PROVIDED DATA:
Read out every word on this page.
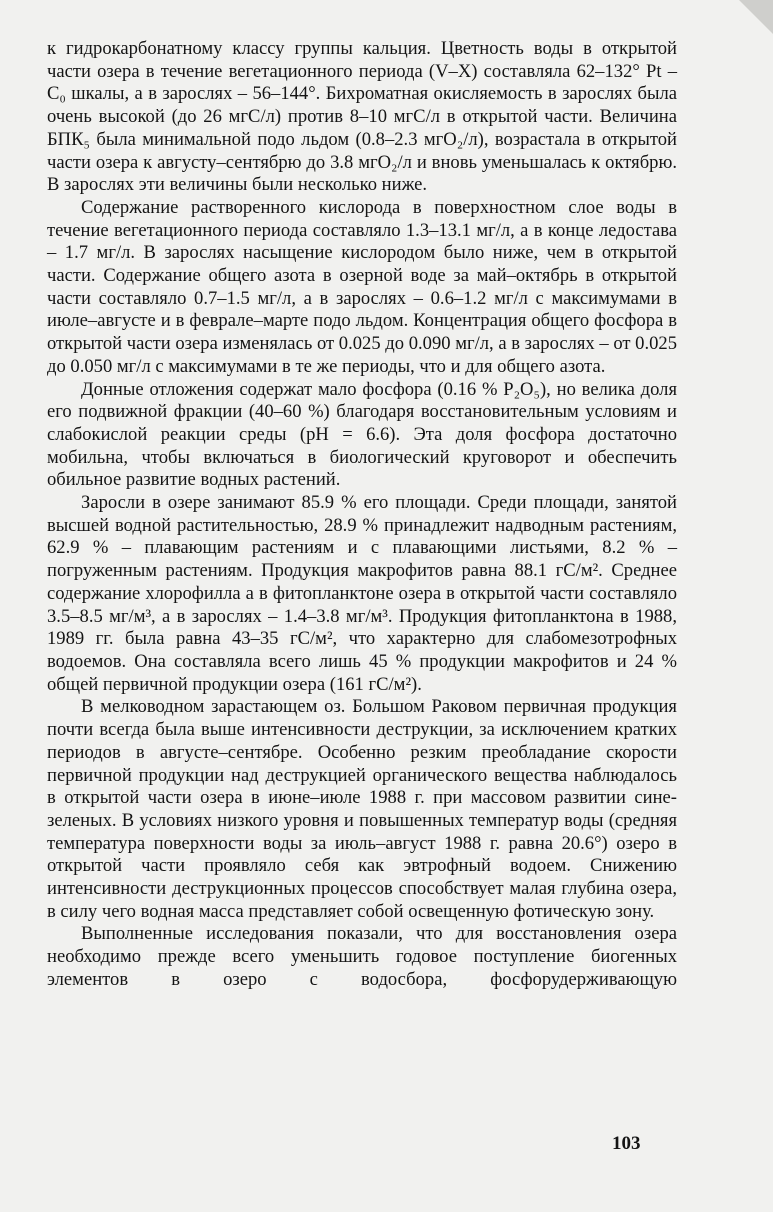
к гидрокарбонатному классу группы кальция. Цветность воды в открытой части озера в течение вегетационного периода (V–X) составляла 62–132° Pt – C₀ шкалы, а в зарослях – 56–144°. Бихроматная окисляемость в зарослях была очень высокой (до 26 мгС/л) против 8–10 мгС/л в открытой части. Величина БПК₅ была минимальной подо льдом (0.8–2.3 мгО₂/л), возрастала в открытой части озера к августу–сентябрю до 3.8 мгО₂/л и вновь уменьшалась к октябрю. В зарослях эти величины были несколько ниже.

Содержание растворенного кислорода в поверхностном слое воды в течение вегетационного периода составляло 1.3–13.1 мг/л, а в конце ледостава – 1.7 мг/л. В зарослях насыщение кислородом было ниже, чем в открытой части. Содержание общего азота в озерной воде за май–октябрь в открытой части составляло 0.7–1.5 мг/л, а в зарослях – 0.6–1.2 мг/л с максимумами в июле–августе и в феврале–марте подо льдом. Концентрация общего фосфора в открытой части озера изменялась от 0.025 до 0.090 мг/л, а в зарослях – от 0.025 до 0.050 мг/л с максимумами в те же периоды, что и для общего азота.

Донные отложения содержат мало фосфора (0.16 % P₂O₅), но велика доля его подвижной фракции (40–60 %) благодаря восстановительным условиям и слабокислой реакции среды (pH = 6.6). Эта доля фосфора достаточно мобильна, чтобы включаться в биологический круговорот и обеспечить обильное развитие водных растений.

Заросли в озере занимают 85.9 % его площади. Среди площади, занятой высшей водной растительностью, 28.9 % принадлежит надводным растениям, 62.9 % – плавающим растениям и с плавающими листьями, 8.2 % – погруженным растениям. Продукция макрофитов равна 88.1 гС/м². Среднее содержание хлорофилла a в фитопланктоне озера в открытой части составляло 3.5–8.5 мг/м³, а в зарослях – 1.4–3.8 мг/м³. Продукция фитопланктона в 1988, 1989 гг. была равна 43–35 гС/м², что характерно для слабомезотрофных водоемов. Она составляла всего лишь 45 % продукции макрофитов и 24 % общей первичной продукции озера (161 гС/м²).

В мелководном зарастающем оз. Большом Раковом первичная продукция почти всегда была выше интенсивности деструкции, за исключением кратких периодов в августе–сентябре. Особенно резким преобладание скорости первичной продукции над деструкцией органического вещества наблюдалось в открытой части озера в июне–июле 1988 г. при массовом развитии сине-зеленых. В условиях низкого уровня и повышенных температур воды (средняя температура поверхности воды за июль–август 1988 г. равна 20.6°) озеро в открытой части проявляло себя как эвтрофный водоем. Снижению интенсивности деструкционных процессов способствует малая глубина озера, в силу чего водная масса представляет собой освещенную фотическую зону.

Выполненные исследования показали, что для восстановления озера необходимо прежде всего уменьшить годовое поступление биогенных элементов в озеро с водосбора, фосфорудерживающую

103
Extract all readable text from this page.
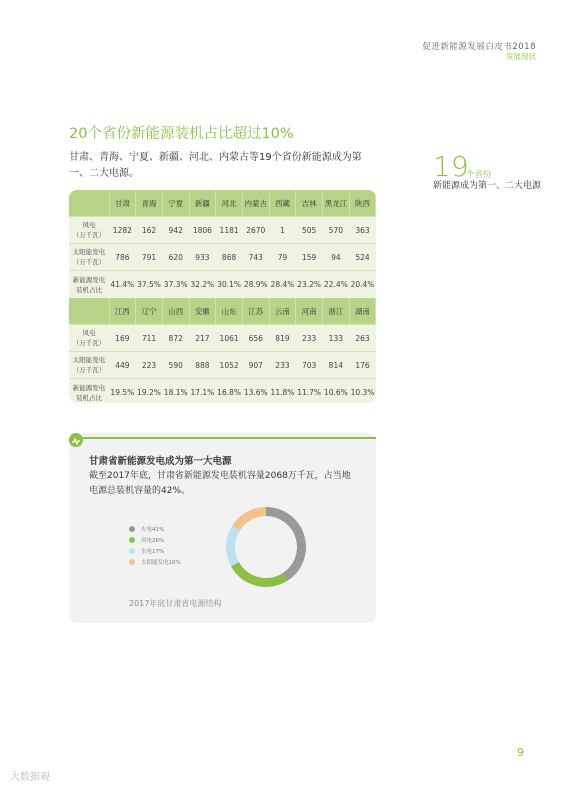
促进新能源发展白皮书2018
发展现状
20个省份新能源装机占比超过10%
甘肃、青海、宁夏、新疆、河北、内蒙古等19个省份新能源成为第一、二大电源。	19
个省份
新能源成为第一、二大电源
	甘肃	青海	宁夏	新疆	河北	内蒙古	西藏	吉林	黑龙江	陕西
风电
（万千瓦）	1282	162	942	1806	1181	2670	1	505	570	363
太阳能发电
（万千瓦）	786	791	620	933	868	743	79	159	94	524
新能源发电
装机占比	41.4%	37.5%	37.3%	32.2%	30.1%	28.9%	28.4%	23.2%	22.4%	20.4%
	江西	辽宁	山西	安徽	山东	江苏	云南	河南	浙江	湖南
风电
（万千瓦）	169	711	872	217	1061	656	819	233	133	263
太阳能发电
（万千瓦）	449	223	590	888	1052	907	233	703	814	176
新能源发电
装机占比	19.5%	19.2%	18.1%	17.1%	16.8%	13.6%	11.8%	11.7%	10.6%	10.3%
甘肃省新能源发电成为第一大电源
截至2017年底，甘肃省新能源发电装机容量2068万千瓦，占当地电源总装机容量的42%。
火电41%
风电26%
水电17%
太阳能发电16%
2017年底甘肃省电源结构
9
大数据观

EXERCISE INSTRUCTIONS: Take the listing above and print it exactly, apart from the pictures.

EXERCISE OUTPUT:
Read out every word on this page.
к гидрокарбонатному классу группы кальция. Цветность воды в открытой части озера в течение вегетационного периода (V–X) составляла 62–132° Pt – C₀ шкалы, а в зарослях – 56–144°. Бихроматная окисляемость в зарослях была очень высокой (до 26 мгС/л) против 8–10 мгС/л в открытой части. Величина БПК₅ была минимальной подо льдом (0.8–2.3 мгО₂/л), возрастала в открытой части озера к августу–сентябрю до 3.8 мгО₂/л и вновь уменьшалась к октябрю. В зарослях эти величины были несколько ниже.

Содержание растворенного кислорода в поверхностном слое воды в течение вегетационного периода составляло 1.3–13.1 мг/л, а в конце ледостава – 1.7 мг/л. В зарослях насыщение кислородом было ниже, чем в открытой части. Содержание общего азота в озерной воде за май–октябрь в открытой части составляло 0.7–1.5 мг/л, а в зарослях – 0.6–1.2 мг/л с максимумами в июле–августе и в феврале–марте подо льдом. Концентрация общего фосфора в открытой части озера изменялась от 0.025 до 0.090 мг/л, а в зарослях – от 0.025 до 0.050 мг/л с максимумами в те же периоды, что и для общего азота.

Донные отложения содержат мало фосфора (0.16 % P₂O₅), но велика доля его подвижной фракции (40–60 %) благодаря восстановительным условиям и слабокислой реакции среды (pH = 6.6). Эта доля фосфора достаточно мобильна, чтобы включаться в биологический круговорот и обеспечить обильное развитие водных растений.

Заросли в озере занимают 85.9 % его площади. Среди площади, занятой высшей водной растительностью, 28.9 % принадлежит надводным растениям, 62.9 % – плавающим растениям и с плавающими листьями, 8.2 % – погруженным растениям. Продукция макрофитов равна 88.1 гС/м². Среднее содержание хлорофилла a в фитопланктоне озера в открытой части составляло 3.5–8.5 мг/м³, а в зарослях – 1.4–3.8 мг/м³. Продукция фитопланктона в 1988, 1989 гг. была равна 43–35 гС/м², что характерно для слабомезотрофных водоемов. Она составляла всего лишь 45 % продукции макрофитов и 24 % общей первичной продукции озера (161 гС/м²).

В мелководном зарастающем оз. Большом Раковом первичная продукция почти всегда была выше интенсивности деструкции, за исключением кратких периодов в августе–сентябре. Особенно резким преобладание скорости первичной продукции над деструкцией органического вещества наблюдалось в открытой части озера в июне–июле 1988 г. при массовом развитии сине-зеленых. В условиях низкого уровня и повышенных температур воды (средняя температура поверхности воды за июль–август 1988 г. равна 20.6°) озеро в открытой части проявляло себя как эвтрофный водоем. Снижению интенсивности деструкционных процессов способствует малая глубина озера, в силу чего водная масса представляет собой освещенную фотическую зону.

Выполненные исследования показали, что для восстановления озера необходимо прежде всего уменьшить годовое поступление биогенных элементов в озеро с водосбора, фосфорудерживающую

103
Extract all readable text from this page.
促进新能源发展白皮书2018
发展现状
20个省份新能源装机占比超过10%
甘肃、青海、宁夏、新疆、河北、内蒙古等19个省份新能源成为第一、二大电源。	19
个省份
新能源成为第一、二大电源
	甘肃	青海	宁夏	新疆	河北	内蒙古	西藏	吉林	黑龙江	陕西
风电
（万千瓦）	1282	162	942	1806	1181	2670	1	505	570	363
太阳能发电
（万千瓦）	786	791	620	933	868	743	79	159	94	524
新能源发电
装机占比	41.4%	37.5%	37.3%	32.2%	30.1%	28.9%	28.4%	23.2%	22.4%	20.4%
	江西	辽宁	山西	安徽	山东	江苏	云南	河南	浙江	湖南
风电
（万千瓦）	169	711	872	217	1061	656	819	233	133	263
太阳能发电
（万千瓦）	449	223	590	888	1052	907	233	703	814	176
新能源发电
装机占比	19.5%	19.2%	18.1%	17.1%	16.8%	13.6%	11.8%	11.7%	10.6%	10.3%
甘肃省新能源发电成为第一大电源
截至2017年底，甘肃省新能源发电装机容量2068万千瓦，占当地电源总装机容量的42%。
火电41%
风电26%
水电17%
太阳能发电16%
2017年底甘肃省电源结构
9
大数据观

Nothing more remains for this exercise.